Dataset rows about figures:
# # # #

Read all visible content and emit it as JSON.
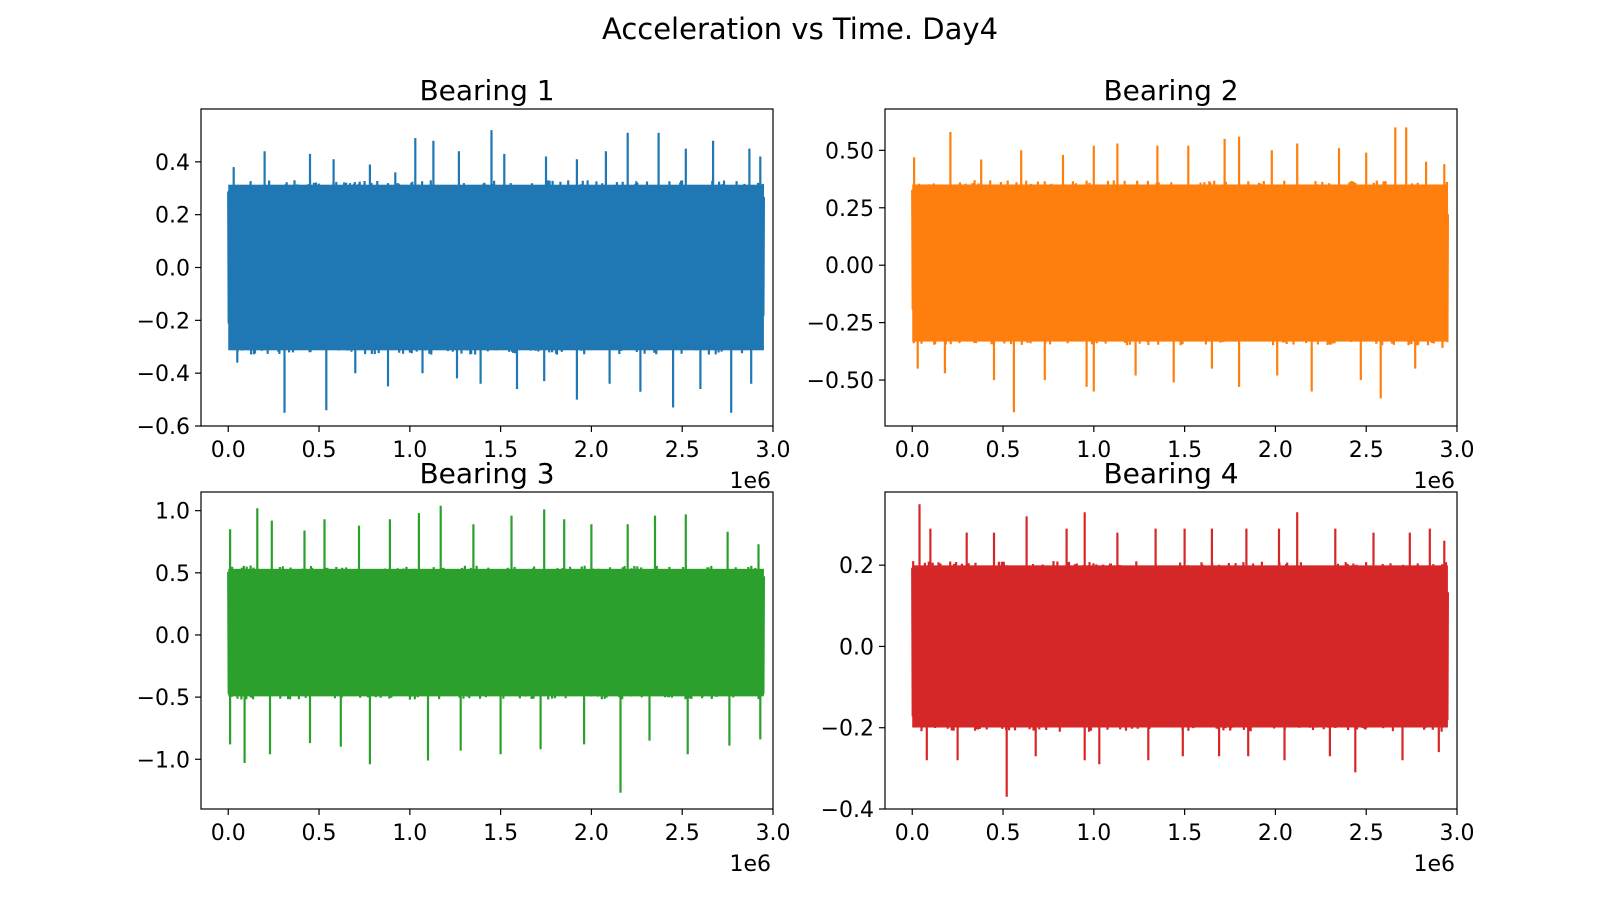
{
  "title": "Acceleration vs Time. Day4",
  "chart_data": [
    {
      "type": "line",
      "title": "Bearing 1",
      "color": "#1f77b4",
      "xlim": [
        -0.15,
        3.0
      ],
      "ylim": [
        -0.6,
        0.6
      ],
      "x_ticks": [
        0.0,
        0.5,
        1.0,
        1.5,
        2.0,
        2.5,
        3.0
      ],
      "x_tick_labels": [
        "0.0",
        "0.5",
        "1.0",
        "1.5",
        "2.0",
        "2.5",
        "3.0"
      ],
      "y_ticks": [
        -0.6,
        -0.4,
        -0.2,
        0.0,
        0.2,
        0.4
      ],
      "y_tick_labels": [
        "−0.6",
        "−0.4",
        "−0.2",
        "0.0",
        "0.2",
        "0.4"
      ],
      "x_offset_label": "1e6",
      "series": [
        {
          "x": [
            0.0,
            2.95
          ],
          "band_max": 0.33,
          "band_min": -0.33,
          "peaks": [
            [
              0.03,
              0.38
            ],
            [
              0.2,
              0.44
            ],
            [
              0.45,
              0.43
            ],
            [
              0.58,
              0.41
            ],
            [
              0.78,
              0.39
            ],
            [
              0.92,
              0.36
            ],
            [
              1.03,
              0.49
            ],
            [
              1.13,
              0.48
            ],
            [
              1.27,
              0.44
            ],
            [
              1.45,
              0.52
            ],
            [
              1.52,
              0.43
            ],
            [
              1.75,
              0.42
            ],
            [
              1.92,
              0.41
            ],
            [
              2.08,
              0.44
            ],
            [
              2.2,
              0.51
            ],
            [
              2.37,
              0.51
            ],
            [
              2.52,
              0.45
            ],
            [
              2.67,
              0.48
            ],
            [
              2.87,
              0.45
            ],
            [
              2.93,
              0.42
            ]
          ],
          "troughs": [
            [
              0.05,
              -0.36
            ],
            [
              0.31,
              -0.55
            ],
            [
              0.54,
              -0.54
            ],
            [
              0.7,
              -0.4
            ],
            [
              0.88,
              -0.45
            ],
            [
              1.07,
              -0.4
            ],
            [
              1.26,
              -0.42
            ],
            [
              1.39,
              -0.44
            ],
            [
              1.59,
              -0.46
            ],
            [
              1.74,
              -0.43
            ],
            [
              1.92,
              -0.5
            ],
            [
              2.1,
              -0.44
            ],
            [
              2.27,
              -0.47
            ],
            [
              2.45,
              -0.53
            ],
            [
              2.6,
              -0.46
            ],
            [
              2.77,
              -0.55
            ],
            [
              2.88,
              -0.44
            ]
          ]
        }
      ]
    },
    {
      "type": "line",
      "title": "Bearing 2",
      "color": "#ff7f0e",
      "xlim": [
        -0.15,
        3.0
      ],
      "ylim": [
        -0.7,
        0.68
      ],
      "x_ticks": [
        0.0,
        0.5,
        1.0,
        1.5,
        2.0,
        2.5,
        3.0
      ],
      "x_tick_labels": [
        "0.0",
        "0.5",
        "1.0",
        "1.5",
        "2.0",
        "2.5",
        "3.0"
      ],
      "y_ticks": [
        -0.5,
        -0.25,
        0.0,
        0.25,
        0.5
      ],
      "y_tick_labels": [
        "−0.50",
        "−0.25",
        "0.00",
        "0.25",
        "0.50"
      ],
      "x_offset_label": "1e6",
      "series": [
        {
          "x": [
            0.0,
            2.95
          ],
          "band_max": 0.37,
          "band_min": -0.35,
          "peaks": [
            [
              0.01,
              0.47
            ],
            [
              0.21,
              0.58
            ],
            [
              0.38,
              0.46
            ],
            [
              0.6,
              0.5
            ],
            [
              0.83,
              0.48
            ],
            [
              1.0,
              0.52
            ],
            [
              1.13,
              0.53
            ],
            [
              1.35,
              0.52
            ],
            [
              1.52,
              0.52
            ],
            [
              1.72,
              0.55
            ],
            [
              1.8,
              0.56
            ],
            [
              1.98,
              0.5
            ],
            [
              2.12,
              0.53
            ],
            [
              2.35,
              0.51
            ],
            [
              2.5,
              0.49
            ],
            [
              2.66,
              0.6
            ],
            [
              2.72,
              0.6
            ],
            [
              2.83,
              0.45
            ],
            [
              2.93,
              0.44
            ]
          ],
          "troughs": [
            [
              0.03,
              -0.45
            ],
            [
              0.18,
              -0.47
            ],
            [
              0.45,
              -0.5
            ],
            [
              0.56,
              -0.64
            ],
            [
              0.73,
              -0.5
            ],
            [
              0.96,
              -0.53
            ],
            [
              1.0,
              -0.55
            ],
            [
              1.23,
              -0.48
            ],
            [
              1.44,
              -0.51
            ],
            [
              1.65,
              -0.45
            ],
            [
              1.8,
              -0.53
            ],
            [
              2.01,
              -0.48
            ],
            [
              2.2,
              -0.55
            ],
            [
              2.47,
              -0.5
            ],
            [
              2.58,
              -0.58
            ],
            [
              2.77,
              -0.45
            ],
            [
              2.92,
              -0.36
            ]
          ]
        }
      ]
    },
    {
      "type": "line",
      "title": "Bearing 3",
      "color": "#2ca02c",
      "xlim": [
        -0.15,
        3.0
      ],
      "ylim": [
        -1.4,
        1.15
      ],
      "x_ticks": [
        0.0,
        0.5,
        1.0,
        1.5,
        2.0,
        2.5,
        3.0
      ],
      "x_tick_labels": [
        "0.0",
        "0.5",
        "1.0",
        "1.5",
        "2.0",
        "2.5",
        "3.0"
      ],
      "y_ticks": [
        -1.0,
        -0.5,
        0.0,
        0.5,
        1.0
      ],
      "y_tick_labels": [
        "−1.0",
        "−0.5",
        "0.0",
        "0.5",
        "1.0"
      ],
      "x_offset_label": "1e6",
      "series": [
        {
          "x": [
            0.0,
            2.95
          ],
          "band_max": 0.56,
          "band_min": -0.52,
          "peaks": [
            [
              0.01,
              0.85
            ],
            [
              0.16,
              1.02
            ],
            [
              0.24,
              0.92
            ],
            [
              0.42,
              0.84
            ],
            [
              0.53,
              0.93
            ],
            [
              0.72,
              0.88
            ],
            [
              0.89,
              0.93
            ],
            [
              1.05,
              0.98
            ],
            [
              1.17,
              1.04
            ],
            [
              1.35,
              0.89
            ],
            [
              1.56,
              0.96
            ],
            [
              1.74,
              1.01
            ],
            [
              1.85,
              0.93
            ],
            [
              2.0,
              0.89
            ],
            [
              2.2,
              0.89
            ],
            [
              2.35,
              0.96
            ],
            [
              2.52,
              0.97
            ],
            [
              2.75,
              0.83
            ],
            [
              2.92,
              0.73
            ]
          ],
          "troughs": [
            [
              0.01,
              -0.88
            ],
            [
              0.09,
              -1.03
            ],
            [
              0.23,
              -0.96
            ],
            [
              0.45,
              -0.87
            ],
            [
              0.62,
              -0.9
            ],
            [
              0.78,
              -1.04
            ],
            [
              1.1,
              -1.01
            ],
            [
              1.28,
              -0.93
            ],
            [
              1.5,
              -0.96
            ],
            [
              1.72,
              -0.92
            ],
            [
              1.96,
              -0.88
            ],
            [
              2.16,
              -1.27
            ],
            [
              2.32,
              -0.85
            ],
            [
              2.53,
              -0.96
            ],
            [
              2.76,
              -0.89
            ],
            [
              2.93,
              -0.84
            ]
          ]
        }
      ]
    },
    {
      "type": "line",
      "title": "Bearing 4",
      "color": "#d62728",
      "xlim": [
        -0.15,
        3.0
      ],
      "ylim": [
        -0.4,
        0.38
      ],
      "x_ticks": [
        0.0,
        0.5,
        1.0,
        1.5,
        2.0,
        2.5,
        3.0
      ],
      "x_tick_labels": [
        "0.0",
        "0.5",
        "1.0",
        "1.5",
        "2.0",
        "2.5",
        "3.0"
      ],
      "y_ticks": [
        -0.4,
        -0.2,
        0.0,
        0.2
      ],
      "y_tick_labels": [
        "−0.4",
        "−0.2",
        "0.0",
        "0.2"
      ],
      "x_offset_label": "1e6",
      "series": [
        {
          "x": [
            0.0,
            2.95
          ],
          "band_max": 0.21,
          "band_min": -0.21,
          "peaks": [
            [
              0.04,
              0.35
            ],
            [
              0.1,
              0.29
            ],
            [
              0.3,
              0.28
            ],
            [
              0.45,
              0.28
            ],
            [
              0.63,
              0.32
            ],
            [
              0.85,
              0.29
            ],
            [
              0.95,
              0.33
            ],
            [
              1.13,
              0.28
            ],
            [
              1.34,
              0.29
            ],
            [
              1.5,
              0.29
            ],
            [
              1.65,
              0.29
            ],
            [
              1.84,
              0.29
            ],
            [
              2.02,
              0.29
            ],
            [
              2.12,
              0.33
            ],
            [
              2.33,
              0.29
            ],
            [
              2.54,
              0.28
            ],
            [
              2.74,
              0.28
            ],
            [
              2.85,
              0.29
            ],
            [
              2.93,
              0.26
            ]
          ],
          "troughs": [
            [
              0.08,
              -0.28
            ],
            [
              0.25,
              -0.28
            ],
            [
              0.52,
              -0.37
            ],
            [
              0.68,
              -0.27
            ],
            [
              0.95,
              -0.28
            ],
            [
              1.03,
              -0.29
            ],
            [
              1.3,
              -0.28
            ],
            [
              1.49,
              -0.27
            ],
            [
              1.69,
              -0.27
            ],
            [
              1.85,
              -0.27
            ],
            [
              2.05,
              -0.28
            ],
            [
              2.3,
              -0.27
            ],
            [
              2.44,
              -0.31
            ],
            [
              2.7,
              -0.28
            ],
            [
              2.9,
              -0.26
            ]
          ]
        }
      ]
    }
  ]
}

# # # #

**REQUIRED WORK:** Each line of the data that includes the word "color" counts once; report the total and nothing more.

**REPLY TO THE EXERCISE:** 4